◆ INFORMATION PROVIDED:

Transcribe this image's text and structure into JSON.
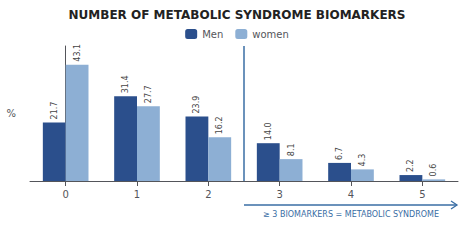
{
  "chart_data": {
    "type": "bar",
    "title": "NUMBER OF METABOLIC SYNDROME BIOMARKERS",
    "categories": [
      "0",
      "1",
      "2",
      "3",
      "4",
      "5"
    ],
    "series": [
      {
        "name": "Men",
        "color": "#2b4f8c",
        "values": [
          21.7,
          31.4,
          23.9,
          14.0,
          6.7,
          2.2
        ],
        "value_labels": [
          "21.7",
          "31.4",
          "23.9",
          "14.0",
          "6.7",
          "2.2"
        ]
      },
      {
        "name": "women",
        "color": "#8dafd4",
        "values": [
          43.1,
          27.7,
          16.2,
          8.1,
          4.3,
          0.6
        ]
      }
    ],
    "ylabel": "%",
    "ylim": [
      0,
      50
    ],
    "tick_labels": "x",
    "grid": false,
    "legend": "upper center",
    "data_labels": true,
    "annotations": [
      {
        "text": "≥ 3 BIOMARKERS = METABOLIC SYNDROME",
        "x_start": 2.5,
        "color": "#3a6ea5"
      }
    ]
  }
}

◆ WHAT YOU SHOULD DO: Leave out the pictures and restate everything else word for word.

◆ FULL OUTPUT:
Transcribe this image's text and structure into JSON.
{
  "chart_data": {
    "type": "bar",
    "title": "NUMBER OF METABOLIC SYNDROME BIOMARKERS",
    "categories": [
      "0",
      "1",
      "2",
      "3",
      "4",
      "5"
    ],
    "series": [
      {
        "name": "Men",
        "color": "#2b4f8c",
        "values": [
          21.7,
          31.4,
          23.9,
          14.0,
          6.7,
          2.2
        ],
        "value_labels": [
          "21.7",
          "31.4",
          "23.9",
          "14.0",
          "6.7",
          "2.2"
        ]
      },
      {
        "name": "women",
        "color": "#8dafd4",
        "values": [
          43.1,
          27.7,
          16.2,
          8.1,
          4.3,
          0.6
        ]
      }
    ],
    "ylabel": "%",
    "ylim": [
      0,
      50
    ],
    "tick_labels": "x",
    "grid": false,
    "legend": "upper center",
    "data_labels": true,
    "annotations": [
      {
        "text": "≥ 3 BIOMARKERS = METABOLIC SYNDROME",
        "x_start": 2.5,
        "color": "#3a6ea5"
      }
    ]
  }
}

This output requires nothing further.